Reply with the count of lines holding "conclusión", nothing more.

○ ○ ○

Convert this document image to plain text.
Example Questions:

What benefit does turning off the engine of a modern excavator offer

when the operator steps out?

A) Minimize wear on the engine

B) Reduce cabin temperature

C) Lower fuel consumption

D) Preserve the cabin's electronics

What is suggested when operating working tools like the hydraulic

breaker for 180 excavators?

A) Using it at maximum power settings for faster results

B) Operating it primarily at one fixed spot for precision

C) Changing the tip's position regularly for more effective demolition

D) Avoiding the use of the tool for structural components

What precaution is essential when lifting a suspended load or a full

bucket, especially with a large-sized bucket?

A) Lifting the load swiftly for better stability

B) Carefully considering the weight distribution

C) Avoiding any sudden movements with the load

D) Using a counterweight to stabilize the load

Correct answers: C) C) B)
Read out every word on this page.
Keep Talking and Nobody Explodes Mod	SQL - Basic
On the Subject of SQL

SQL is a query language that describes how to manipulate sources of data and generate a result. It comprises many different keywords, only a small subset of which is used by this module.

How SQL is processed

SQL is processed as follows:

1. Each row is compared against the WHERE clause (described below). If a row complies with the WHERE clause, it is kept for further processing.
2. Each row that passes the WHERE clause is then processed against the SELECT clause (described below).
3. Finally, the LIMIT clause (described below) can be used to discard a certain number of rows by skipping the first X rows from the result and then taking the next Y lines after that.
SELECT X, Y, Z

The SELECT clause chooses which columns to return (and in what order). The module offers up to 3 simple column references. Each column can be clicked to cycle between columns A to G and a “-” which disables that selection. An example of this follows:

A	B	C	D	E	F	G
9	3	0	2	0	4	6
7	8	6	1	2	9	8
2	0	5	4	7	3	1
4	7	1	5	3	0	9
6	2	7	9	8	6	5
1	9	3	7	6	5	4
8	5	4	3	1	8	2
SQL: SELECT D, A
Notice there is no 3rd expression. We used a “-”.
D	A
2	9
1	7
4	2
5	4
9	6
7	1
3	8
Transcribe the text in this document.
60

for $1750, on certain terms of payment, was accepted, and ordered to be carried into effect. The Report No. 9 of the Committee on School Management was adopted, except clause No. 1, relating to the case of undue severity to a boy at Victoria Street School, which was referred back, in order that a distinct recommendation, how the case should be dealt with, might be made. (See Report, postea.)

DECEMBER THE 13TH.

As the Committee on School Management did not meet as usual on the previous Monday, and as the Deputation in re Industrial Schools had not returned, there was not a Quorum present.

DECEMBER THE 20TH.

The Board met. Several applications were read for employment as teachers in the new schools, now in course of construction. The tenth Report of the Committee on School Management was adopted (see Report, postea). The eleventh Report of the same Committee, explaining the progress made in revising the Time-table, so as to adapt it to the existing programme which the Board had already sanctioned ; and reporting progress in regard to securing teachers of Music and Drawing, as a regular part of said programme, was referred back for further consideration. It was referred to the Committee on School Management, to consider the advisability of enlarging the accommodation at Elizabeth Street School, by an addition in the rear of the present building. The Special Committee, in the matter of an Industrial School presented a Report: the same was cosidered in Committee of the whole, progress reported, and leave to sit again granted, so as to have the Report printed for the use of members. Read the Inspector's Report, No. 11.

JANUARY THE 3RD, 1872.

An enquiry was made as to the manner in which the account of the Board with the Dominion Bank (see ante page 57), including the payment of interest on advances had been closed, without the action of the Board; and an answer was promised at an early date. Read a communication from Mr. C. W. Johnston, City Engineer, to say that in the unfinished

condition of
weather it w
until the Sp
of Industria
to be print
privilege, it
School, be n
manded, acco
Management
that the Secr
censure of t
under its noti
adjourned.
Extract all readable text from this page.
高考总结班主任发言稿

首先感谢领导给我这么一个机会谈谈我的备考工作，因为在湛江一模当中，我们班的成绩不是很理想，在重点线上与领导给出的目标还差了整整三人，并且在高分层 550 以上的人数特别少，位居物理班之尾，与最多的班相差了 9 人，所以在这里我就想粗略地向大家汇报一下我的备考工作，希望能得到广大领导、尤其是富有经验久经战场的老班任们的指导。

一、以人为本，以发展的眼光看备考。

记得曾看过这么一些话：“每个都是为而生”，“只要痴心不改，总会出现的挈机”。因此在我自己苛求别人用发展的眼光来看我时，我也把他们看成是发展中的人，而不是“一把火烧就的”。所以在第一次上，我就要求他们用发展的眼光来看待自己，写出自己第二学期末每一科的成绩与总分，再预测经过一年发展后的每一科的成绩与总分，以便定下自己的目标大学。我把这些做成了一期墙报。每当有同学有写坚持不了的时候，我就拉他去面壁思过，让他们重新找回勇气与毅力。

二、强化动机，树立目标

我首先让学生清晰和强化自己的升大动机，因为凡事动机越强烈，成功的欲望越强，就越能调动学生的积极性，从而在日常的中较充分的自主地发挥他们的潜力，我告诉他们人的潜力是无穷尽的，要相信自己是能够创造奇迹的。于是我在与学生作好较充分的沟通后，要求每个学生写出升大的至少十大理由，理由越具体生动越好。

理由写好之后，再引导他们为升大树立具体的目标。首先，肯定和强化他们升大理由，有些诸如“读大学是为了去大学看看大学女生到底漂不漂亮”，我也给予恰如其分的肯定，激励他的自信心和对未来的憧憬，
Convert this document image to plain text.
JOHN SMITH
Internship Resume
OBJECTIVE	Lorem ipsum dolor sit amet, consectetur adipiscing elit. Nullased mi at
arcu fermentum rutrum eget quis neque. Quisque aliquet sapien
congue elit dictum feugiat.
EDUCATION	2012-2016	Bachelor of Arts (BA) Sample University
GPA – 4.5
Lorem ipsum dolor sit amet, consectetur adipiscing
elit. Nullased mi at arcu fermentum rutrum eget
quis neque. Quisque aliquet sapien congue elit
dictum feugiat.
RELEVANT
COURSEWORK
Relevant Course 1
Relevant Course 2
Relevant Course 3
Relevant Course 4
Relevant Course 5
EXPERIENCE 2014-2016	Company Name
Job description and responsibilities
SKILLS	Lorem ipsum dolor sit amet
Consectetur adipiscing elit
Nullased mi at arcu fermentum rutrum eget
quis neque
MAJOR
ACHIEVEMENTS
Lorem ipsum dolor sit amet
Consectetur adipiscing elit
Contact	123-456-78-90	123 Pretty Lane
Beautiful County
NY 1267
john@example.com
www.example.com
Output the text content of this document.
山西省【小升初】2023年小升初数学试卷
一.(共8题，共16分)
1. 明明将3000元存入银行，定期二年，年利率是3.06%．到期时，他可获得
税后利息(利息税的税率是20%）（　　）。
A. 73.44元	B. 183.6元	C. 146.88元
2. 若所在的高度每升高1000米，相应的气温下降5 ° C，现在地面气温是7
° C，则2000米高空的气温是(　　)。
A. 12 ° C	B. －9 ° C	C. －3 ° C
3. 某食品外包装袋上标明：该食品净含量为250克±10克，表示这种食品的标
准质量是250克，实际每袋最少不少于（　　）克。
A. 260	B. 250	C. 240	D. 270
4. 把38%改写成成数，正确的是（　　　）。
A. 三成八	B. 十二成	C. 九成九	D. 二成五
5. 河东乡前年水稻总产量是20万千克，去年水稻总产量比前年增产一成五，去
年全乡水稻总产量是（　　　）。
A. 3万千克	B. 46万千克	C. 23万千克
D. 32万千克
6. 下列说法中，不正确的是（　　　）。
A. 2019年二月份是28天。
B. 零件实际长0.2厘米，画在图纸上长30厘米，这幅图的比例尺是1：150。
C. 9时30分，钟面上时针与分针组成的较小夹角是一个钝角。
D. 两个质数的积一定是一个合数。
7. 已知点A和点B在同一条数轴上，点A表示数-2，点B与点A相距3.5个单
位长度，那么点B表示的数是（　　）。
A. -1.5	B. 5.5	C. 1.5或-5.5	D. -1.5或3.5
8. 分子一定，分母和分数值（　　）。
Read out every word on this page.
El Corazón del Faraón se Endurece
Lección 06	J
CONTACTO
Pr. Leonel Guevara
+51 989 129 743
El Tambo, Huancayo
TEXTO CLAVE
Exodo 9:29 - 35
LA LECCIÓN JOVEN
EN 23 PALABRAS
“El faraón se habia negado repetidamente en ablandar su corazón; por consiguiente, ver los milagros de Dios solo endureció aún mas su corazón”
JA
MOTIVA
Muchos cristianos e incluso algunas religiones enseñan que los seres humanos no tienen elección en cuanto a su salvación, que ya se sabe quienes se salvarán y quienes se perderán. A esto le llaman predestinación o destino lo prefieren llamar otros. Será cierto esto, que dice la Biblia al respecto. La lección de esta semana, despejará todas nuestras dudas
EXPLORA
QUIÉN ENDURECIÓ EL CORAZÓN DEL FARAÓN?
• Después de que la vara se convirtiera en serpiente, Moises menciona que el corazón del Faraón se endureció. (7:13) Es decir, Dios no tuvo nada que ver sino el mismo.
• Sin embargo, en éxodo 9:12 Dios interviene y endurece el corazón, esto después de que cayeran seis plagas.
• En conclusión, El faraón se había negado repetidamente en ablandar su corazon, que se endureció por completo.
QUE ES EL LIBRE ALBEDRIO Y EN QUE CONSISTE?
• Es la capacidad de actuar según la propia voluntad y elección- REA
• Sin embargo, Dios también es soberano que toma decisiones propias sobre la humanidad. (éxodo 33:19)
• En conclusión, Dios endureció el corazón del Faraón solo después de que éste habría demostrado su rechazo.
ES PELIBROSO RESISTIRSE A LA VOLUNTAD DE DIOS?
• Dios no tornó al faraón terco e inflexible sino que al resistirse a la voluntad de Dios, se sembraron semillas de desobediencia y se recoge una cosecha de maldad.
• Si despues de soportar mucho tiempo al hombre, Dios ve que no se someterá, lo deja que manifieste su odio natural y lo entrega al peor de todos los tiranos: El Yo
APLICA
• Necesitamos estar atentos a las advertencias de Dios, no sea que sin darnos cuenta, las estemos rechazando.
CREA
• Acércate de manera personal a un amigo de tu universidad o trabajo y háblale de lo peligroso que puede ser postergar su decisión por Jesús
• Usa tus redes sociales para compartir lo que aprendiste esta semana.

○ ○ ○

_THE RESPONSE_: 2